- **TASK DETAILS**
Quote the whole listing word for word. Do not include the pictures.

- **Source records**
— begin —
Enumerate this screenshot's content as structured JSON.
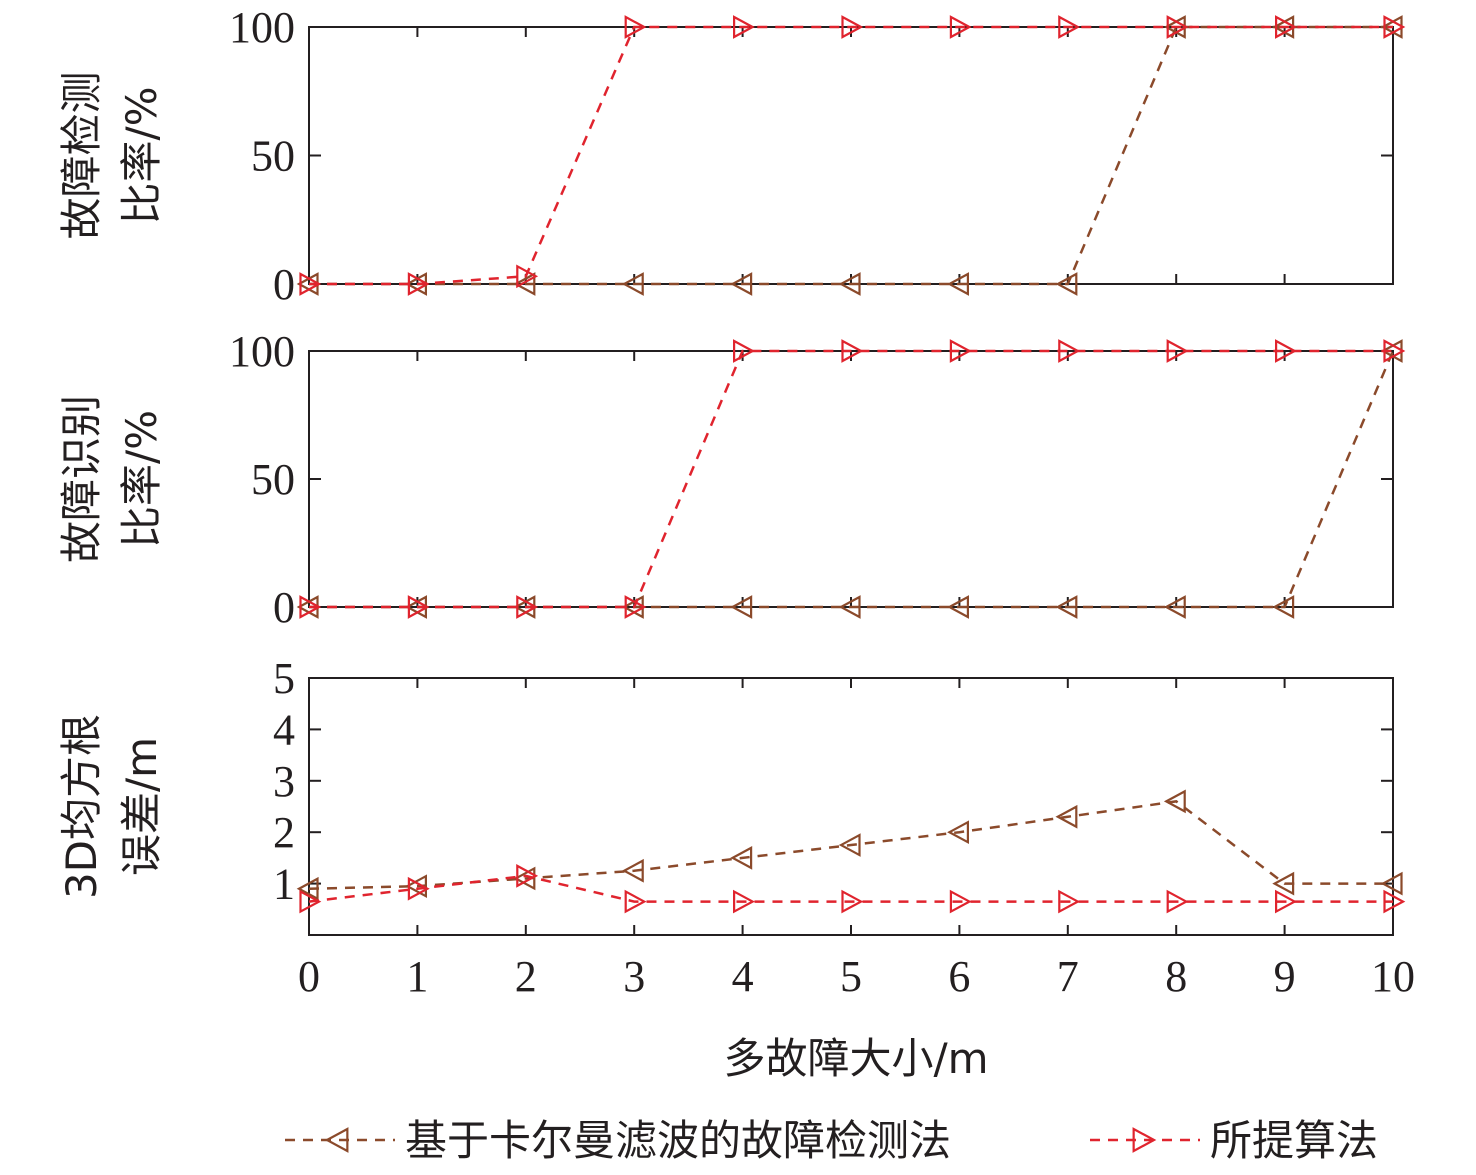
{
  "chart_data": [
    {
      "type": "line",
      "ylabel_lines": [
        "故障检测",
        "比率/%"
      ],
      "ylim": [
        0,
        100
      ],
      "yticks": [
        0,
        50,
        100
      ],
      "xlim": [
        0,
        10
      ],
      "x": [
        0,
        1,
        2,
        3,
        4,
        5,
        6,
        7,
        8,
        9,
        10
      ],
      "series": [
        {
          "name": "基于卡尔曼滤波的故障检测法",
          "marker": "triangle-left",
          "color": "#8b4a2b",
          "values": [
            0,
            0,
            0,
            0,
            0,
            0,
            0,
            0,
            100,
            100,
            100
          ]
        },
        {
          "name": "所提算法",
          "marker": "triangle-right",
          "color": "#e0242e",
          "values": [
            0,
            0,
            3,
            100,
            100,
            100,
            100,
            100,
            100,
            100,
            100
          ]
        }
      ]
    },
    {
      "type": "line",
      "ylabel_lines": [
        "故障识别",
        "比率/%"
      ],
      "ylim": [
        0,
        100
      ],
      "yticks": [
        0,
        50,
        100
      ],
      "xlim": [
        0,
        10
      ],
      "x": [
        0,
        1,
        2,
        3,
        4,
        5,
        6,
        7,
        8,
        9,
        10
      ],
      "series": [
        {
          "name": "基于卡尔曼滤波的故障检测法",
          "marker": "triangle-left",
          "color": "#8b4a2b",
          "values": [
            0,
            0,
            0,
            0,
            0,
            0,
            0,
            0,
            0,
            0,
            100
          ]
        },
        {
          "name": "所提算法",
          "marker": "triangle-right",
          "color": "#e0242e",
          "values": [
            0,
            0,
            0,
            0,
            100,
            100,
            100,
            100,
            100,
            100,
            100
          ]
        }
      ]
    },
    {
      "type": "line",
      "ylabel_lines": [
        "3D均方根",
        "误差/m"
      ],
      "ylim": [
        0,
        5
      ],
      "yticks": [
        1,
        2,
        3,
        4,
        5
      ],
      "xlim": [
        0,
        10
      ],
      "xticks": [
        0,
        1,
        2,
        3,
        4,
        5,
        6,
        7,
        8,
        9,
        10
      ],
      "xlabel": "多故障大小/m",
      "x": [
        0,
        1,
        2,
        3,
        4,
        5,
        6,
        7,
        8,
        9,
        10
      ],
      "series": [
        {
          "name": "基于卡尔曼滤波的故障检测法",
          "marker": "triangle-left",
          "color": "#8b4a2b",
          "values": [
            0.9,
            0.95,
            1.1,
            1.25,
            1.5,
            1.75,
            2.0,
            2.3,
            2.6,
            1.0,
            1.0
          ]
        },
        {
          "name": "所提算法",
          "marker": "triangle-right",
          "color": "#e0242e",
          "values": [
            0.65,
            0.9,
            1.15,
            0.65,
            0.65,
            0.65,
            0.65,
            0.65,
            0.65,
            0.65,
            0.65
          ]
        }
      ]
    }
  ],
  "legend": {
    "placement": "bottom",
    "items": [
      {
        "label": "基于卡尔曼滤波的故障检测法",
        "marker": "triangle-left",
        "color": "#8b4a2b"
      },
      {
        "label": "所提算法",
        "marker": "triangle-right",
        "color": "#e0242e"
      }
    ]
  }
}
— end —
- **THE SOLUTION**
Enumerate this screenshot's content as structured JSON.
{
  "chart_data": [
    {
      "type": "line",
      "ylabel_lines": [
        "故障检测",
        "比率/%"
      ],
      "ylim": [
        0,
        100
      ],
      "yticks": [
        0,
        50,
        100
      ],
      "xlim": [
        0,
        10
      ],
      "x": [
        0,
        1,
        2,
        3,
        4,
        5,
        6,
        7,
        8,
        9,
        10
      ],
      "series": [
        {
          "name": "基于卡尔曼滤波的故障检测法",
          "marker": "triangle-left",
          "color": "#8b4a2b",
          "values": [
            0,
            0,
            0,
            0,
            0,
            0,
            0,
            0,
            100,
            100,
            100
          ]
        },
        {
          "name": "所提算法",
          "marker": "triangle-right",
          "color": "#e0242e",
          "values": [
            0,
            0,
            3,
            100,
            100,
            100,
            100,
            100,
            100,
            100,
            100
          ]
        }
      ]
    },
    {
      "type": "line",
      "ylabel_lines": [
        "故障识别",
        "比率/%"
      ],
      "ylim": [
        0,
        100
      ],
      "yticks": [
        0,
        50,
        100
      ],
      "xlim": [
        0,
        10
      ],
      "x": [
        0,
        1,
        2,
        3,
        4,
        5,
        6,
        7,
        8,
        9,
        10
      ],
      "series": [
        {
          "name": "基于卡尔曼滤波的故障检测法",
          "marker": "triangle-left",
          "color": "#8b4a2b",
          "values": [
            0,
            0,
            0,
            0,
            0,
            0,
            0,
            0,
            0,
            0,
            100
          ]
        },
        {
          "name": "所提算法",
          "marker": "triangle-right",
          "color": "#e0242e",
          "values": [
            0,
            0,
            0,
            0,
            100,
            100,
            100,
            100,
            100,
            100,
            100
          ]
        }
      ]
    },
    {
      "type": "line",
      "ylabel_lines": [
        "3D均方根",
        "误差/m"
      ],
      "ylim": [
        0,
        5
      ],
      "yticks": [
        1,
        2,
        3,
        4,
        5
      ],
      "xlim": [
        0,
        10
      ],
      "xticks": [
        0,
        1,
        2,
        3,
        4,
        5,
        6,
        7,
        8,
        9,
        10
      ],
      "xlabel": "多故障大小/m",
      "x": [
        0,
        1,
        2,
        3,
        4,
        5,
        6,
        7,
        8,
        9,
        10
      ],
      "series": [
        {
          "name": "基于卡尔曼滤波的故障检测法",
          "marker": "triangle-left",
          "color": "#8b4a2b",
          "values": [
            0.9,
            0.95,
            1.1,
            1.25,
            1.5,
            1.75,
            2.0,
            2.3,
            2.6,
            1.0,
            1.0
          ]
        },
        {
          "name": "所提算法",
          "marker": "triangle-right",
          "color": "#e0242e",
          "values": [
            0.65,
            0.9,
            1.15,
            0.65,
            0.65,
            0.65,
            0.65,
            0.65,
            0.65,
            0.65,
            0.65
          ]
        }
      ]
    }
  ],
  "legend": {
    "placement": "bottom",
    "items": [
      {
        "label": "基于卡尔曼滤波的故障检测法",
        "marker": "triangle-left",
        "color": "#8b4a2b"
      },
      {
        "label": "所提算法",
        "marker": "triangle-right",
        "color": "#e0242e"
      }
    ]
  }
}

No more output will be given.